(Raw records)
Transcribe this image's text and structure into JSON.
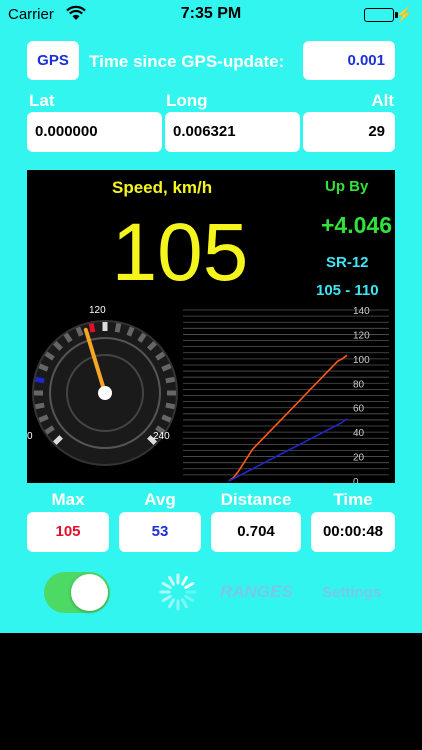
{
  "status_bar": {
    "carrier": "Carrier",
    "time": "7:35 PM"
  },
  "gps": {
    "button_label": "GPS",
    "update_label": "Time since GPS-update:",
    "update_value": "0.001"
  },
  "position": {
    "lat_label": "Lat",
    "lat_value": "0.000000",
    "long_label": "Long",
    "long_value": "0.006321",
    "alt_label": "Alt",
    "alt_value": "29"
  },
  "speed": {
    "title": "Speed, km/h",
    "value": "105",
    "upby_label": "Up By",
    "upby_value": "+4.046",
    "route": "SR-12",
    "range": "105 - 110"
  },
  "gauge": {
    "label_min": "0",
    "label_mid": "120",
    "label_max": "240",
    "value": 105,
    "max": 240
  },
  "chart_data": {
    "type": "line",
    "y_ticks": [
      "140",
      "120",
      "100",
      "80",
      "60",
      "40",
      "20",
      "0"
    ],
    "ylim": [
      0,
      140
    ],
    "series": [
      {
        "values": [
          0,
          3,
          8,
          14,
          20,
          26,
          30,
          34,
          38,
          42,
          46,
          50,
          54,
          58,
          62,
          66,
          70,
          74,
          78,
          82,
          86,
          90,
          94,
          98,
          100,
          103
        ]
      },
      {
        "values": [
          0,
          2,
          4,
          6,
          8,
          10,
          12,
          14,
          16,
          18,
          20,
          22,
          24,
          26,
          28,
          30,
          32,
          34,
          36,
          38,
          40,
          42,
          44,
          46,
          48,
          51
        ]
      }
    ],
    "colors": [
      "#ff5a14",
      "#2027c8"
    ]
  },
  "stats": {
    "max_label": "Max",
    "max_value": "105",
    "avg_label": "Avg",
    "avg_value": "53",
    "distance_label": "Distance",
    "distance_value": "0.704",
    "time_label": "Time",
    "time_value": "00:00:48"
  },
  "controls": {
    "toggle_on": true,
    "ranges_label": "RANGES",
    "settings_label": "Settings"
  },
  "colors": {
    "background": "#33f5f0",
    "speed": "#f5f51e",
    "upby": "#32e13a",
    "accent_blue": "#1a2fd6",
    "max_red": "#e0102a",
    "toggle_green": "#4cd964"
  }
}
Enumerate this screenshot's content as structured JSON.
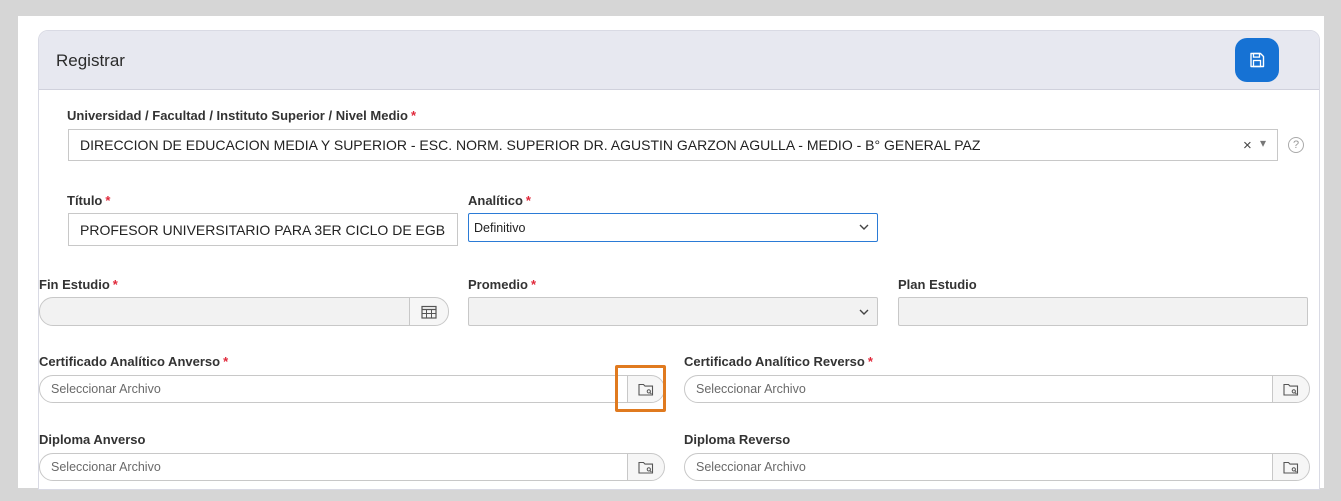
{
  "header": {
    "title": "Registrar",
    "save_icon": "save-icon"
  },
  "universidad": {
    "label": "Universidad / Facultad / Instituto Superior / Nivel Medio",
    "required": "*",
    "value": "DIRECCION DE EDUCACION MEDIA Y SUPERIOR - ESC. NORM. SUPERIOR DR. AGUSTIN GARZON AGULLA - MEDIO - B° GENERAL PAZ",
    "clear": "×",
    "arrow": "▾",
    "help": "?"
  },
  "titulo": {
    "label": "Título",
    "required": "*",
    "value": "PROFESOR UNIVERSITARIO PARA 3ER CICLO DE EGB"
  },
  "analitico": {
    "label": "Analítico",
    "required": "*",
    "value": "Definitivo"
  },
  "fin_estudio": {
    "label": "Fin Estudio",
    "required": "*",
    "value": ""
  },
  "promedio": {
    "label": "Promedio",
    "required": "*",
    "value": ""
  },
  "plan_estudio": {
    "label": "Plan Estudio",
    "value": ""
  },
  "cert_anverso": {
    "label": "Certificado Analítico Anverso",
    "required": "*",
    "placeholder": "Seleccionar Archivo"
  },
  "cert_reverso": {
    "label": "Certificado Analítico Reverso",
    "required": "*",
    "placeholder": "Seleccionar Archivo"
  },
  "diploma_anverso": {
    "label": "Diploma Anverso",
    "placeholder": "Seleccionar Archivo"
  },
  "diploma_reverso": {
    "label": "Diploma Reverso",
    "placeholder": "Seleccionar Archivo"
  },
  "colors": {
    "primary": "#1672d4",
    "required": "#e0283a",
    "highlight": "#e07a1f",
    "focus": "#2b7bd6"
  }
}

AIM » In the lines above, find each one with "this" and list it.

FULL OUTPUT »
Transcribe this image's text and structure into JSON.
Enumerate this screenshot's content as structured JSON.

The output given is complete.